### THE PROBLEM
Return all of the entries exactly, with nothing added or left out.

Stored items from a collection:
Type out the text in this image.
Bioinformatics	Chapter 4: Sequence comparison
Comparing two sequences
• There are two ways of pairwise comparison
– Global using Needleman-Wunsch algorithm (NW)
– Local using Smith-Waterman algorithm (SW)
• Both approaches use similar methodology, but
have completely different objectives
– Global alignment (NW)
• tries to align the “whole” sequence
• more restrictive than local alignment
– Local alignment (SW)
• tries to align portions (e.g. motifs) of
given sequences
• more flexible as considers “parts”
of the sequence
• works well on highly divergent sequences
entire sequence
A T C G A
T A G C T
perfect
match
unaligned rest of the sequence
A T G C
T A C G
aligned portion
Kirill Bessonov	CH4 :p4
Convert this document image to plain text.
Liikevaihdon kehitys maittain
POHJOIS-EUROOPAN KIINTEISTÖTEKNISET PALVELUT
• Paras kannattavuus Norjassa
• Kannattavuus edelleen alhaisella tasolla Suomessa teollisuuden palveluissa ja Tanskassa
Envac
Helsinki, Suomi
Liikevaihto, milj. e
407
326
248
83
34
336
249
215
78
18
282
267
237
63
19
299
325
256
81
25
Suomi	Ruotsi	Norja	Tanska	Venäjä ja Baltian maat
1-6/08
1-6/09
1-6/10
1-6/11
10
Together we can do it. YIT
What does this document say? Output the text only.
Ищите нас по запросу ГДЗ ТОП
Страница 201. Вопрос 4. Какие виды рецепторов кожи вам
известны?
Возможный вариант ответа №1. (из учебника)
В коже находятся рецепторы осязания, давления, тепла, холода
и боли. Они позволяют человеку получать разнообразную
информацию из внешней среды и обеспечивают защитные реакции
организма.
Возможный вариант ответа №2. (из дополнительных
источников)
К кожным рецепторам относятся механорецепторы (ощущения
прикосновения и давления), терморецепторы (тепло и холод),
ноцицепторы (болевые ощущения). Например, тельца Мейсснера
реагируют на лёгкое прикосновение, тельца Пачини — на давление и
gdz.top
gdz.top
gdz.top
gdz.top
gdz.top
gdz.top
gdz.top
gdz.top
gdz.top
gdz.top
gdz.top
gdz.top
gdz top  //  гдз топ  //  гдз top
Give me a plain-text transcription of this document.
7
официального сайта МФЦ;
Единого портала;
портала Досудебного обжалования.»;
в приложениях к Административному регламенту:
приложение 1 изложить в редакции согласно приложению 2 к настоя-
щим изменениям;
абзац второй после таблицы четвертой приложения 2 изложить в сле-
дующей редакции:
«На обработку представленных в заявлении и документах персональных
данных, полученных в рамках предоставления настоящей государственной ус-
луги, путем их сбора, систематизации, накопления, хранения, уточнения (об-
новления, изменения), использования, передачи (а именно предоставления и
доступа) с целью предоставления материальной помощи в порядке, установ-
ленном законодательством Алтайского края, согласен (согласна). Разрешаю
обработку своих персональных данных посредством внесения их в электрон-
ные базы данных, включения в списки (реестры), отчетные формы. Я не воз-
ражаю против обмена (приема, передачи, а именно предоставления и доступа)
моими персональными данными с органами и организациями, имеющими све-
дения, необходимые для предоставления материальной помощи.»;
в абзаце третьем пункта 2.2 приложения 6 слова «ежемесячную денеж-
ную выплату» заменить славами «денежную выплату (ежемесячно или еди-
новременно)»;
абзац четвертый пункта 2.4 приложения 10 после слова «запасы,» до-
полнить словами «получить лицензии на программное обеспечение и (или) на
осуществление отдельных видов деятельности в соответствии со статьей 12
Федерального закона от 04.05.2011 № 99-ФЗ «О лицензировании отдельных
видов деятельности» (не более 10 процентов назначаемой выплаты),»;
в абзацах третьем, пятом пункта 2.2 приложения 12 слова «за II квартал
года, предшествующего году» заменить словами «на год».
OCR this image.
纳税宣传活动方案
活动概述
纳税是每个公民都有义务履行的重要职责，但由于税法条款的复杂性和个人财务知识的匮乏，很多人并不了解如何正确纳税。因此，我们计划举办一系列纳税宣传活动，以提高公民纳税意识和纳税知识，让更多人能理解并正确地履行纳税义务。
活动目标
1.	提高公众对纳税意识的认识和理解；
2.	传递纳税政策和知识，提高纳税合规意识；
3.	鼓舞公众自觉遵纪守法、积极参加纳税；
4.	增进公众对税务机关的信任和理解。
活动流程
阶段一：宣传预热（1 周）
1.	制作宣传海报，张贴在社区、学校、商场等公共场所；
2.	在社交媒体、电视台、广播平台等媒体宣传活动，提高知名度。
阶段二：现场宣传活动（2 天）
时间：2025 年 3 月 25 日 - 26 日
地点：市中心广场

### ANSWER TO THIS TASK
Type out the text in this image.
Bioinformatics	Chapter 4: Sequence comparison
Comparing two sequences
• There are two ways of pairwise comparison
– Global using Needleman-Wunsch algorithm (NW)
– Local using Smith-Waterman algorithm (SW)
• Both approaches use similar methodology, but
have completely different objectives
– Global alignment (NW)
• tries to align the “whole” sequence
• more restrictive than local alignment
– Local alignment (SW)
• tries to align portions (e.g. motifs) of
given sequences
• more flexible as considers “parts”
of the sequence
• works well on highly divergent sequences
entire sequence
A T C G A
T A G C T
perfect
match
unaligned rest of the sequence
A T G C
T A C G
aligned portion
Kirill Bessonov	CH4 :p4
Convert this document image to plain text.
Liikevaihdon kehitys maittain
POHJOIS-EUROOPAN KIINTEISTÖTEKNISET PALVELUT
• Paras kannattavuus Norjassa
• Kannattavuus edelleen alhaisella tasolla Suomessa teollisuuden palveluissa ja Tanskassa
Envac
Helsinki, Suomi
Liikevaihto, milj. e
407
326
248
83
34
336
249
215
78
18
282
267
237
63
19
299
325
256
81
25
Suomi	Ruotsi	Norja	Tanska	Venäjä ja Baltian maat
1-6/08
1-6/09
1-6/10
1-6/11
10
Together we can do it. YIT
What does this document say? Output the text only.
Ищите нас по запросу ГДЗ ТОП
Страница 201. Вопрос 4. Какие виды рецепторов кожи вам
известны?
Возможный вариант ответа №1. (из учебника)
В коже находятся рецепторы осязания, давления, тепла, холода
и боли. Они позволяют человеку получать разнообразную
информацию из внешней среды и обеспечивают защитные реакции
организма.
Возможный вариант ответа №2. (из дополнительных
источников)
К кожным рецепторам относятся механорецепторы (ощущения
прикосновения и давления), терморецепторы (тепло и холод),
ноцицепторы (болевые ощущения). Например, тельца Мейсснера
реагируют на лёгкое прикосновение, тельца Пачини — на давление и
gdz.top
gdz.top
gdz.top
gdz.top
gdz.top
gdz.top
gdz.top
gdz.top
gdz.top
gdz.top
gdz.top
gdz.top
gdz top  //  гдз топ  //  гдз top
Give me a plain-text transcription of this document.
7
официального сайта МФЦ;
Единого портала;
портала Досудебного обжалования.»;
в приложениях к Административному регламенту:
приложение 1 изложить в редакции согласно приложению 2 к настоя-
щим изменениям;
абзац второй после таблицы четвертой приложения 2 изложить в сле-
дующей редакции:
«На обработку представленных в заявлении и документах персональных
данных, полученных в рамках предоставления настоящей государственной ус-
луги, путем их сбора, систематизации, накопления, хранения, уточнения (об-
новления, изменения), использования, передачи (а именно предоставления и
доступа) с целью предоставления материальной помощи в порядке, установ-
ленном законодательством Алтайского края, согласен (согласна). Разрешаю
обработку своих персональных данных посредством внесения их в электрон-
ные базы данных, включения в списки (реестры), отчетные формы. Я не воз-
ражаю против обмена (приема, передачи, а именно предоставления и доступа)
моими персональными данными с органами и организациями, имеющими све-
дения, необходимые для предоставления материальной помощи.»;
в абзаце третьем пункта 2.2 приложения 6 слова «ежемесячную денеж-
ную выплату» заменить славами «денежную выплату (ежемесячно или еди-
новременно)»;
абзац четвертый пункта 2.4 приложения 10 после слова «запасы,» до-
полнить словами «получить лицензии на программное обеспечение и (или) на
осуществление отдельных видов деятельности в соответствии со статьей 12
Федерального закона от 04.05.2011 № 99-ФЗ «О лицензировании отдельных
видов деятельности» (не более 10 процентов назначаемой выплаты),»;
в абзацах третьем, пятом пункта 2.2 приложения 12 слова «за II квартал
года, предшествующего году» заменить словами «на год».
OCR this image.
纳税宣传活动方案
活动概述
纳税是每个公民都有义务履行的重要职责，但由于税法条款的复杂性和个人财务知识的匮乏，很多人并不了解如何正确纳税。因此，我们计划举办一系列纳税宣传活动，以提高公民纳税意识和纳税知识，让更多人能理解并正确地履行纳税义务。
活动目标
1.	提高公众对纳税意识的认识和理解；
2.	传递纳税政策和知识，提高纳税合规意识；
3.	鼓舞公众自觉遵纪守法、积极参加纳税；
4.	增进公众对税务机关的信任和理解。
活动流程
阶段一：宣传预热（1 周）
1.	制作宣传海报，张贴在社区、学校、商场等公共场所；
2.	在社交媒体、电视台、广播平台等媒体宣传活动，提高知名度。
阶段二：现场宣传活动（2 天）
时间：2025 年 3 月 25 日 - 26 日
地点：市中心广场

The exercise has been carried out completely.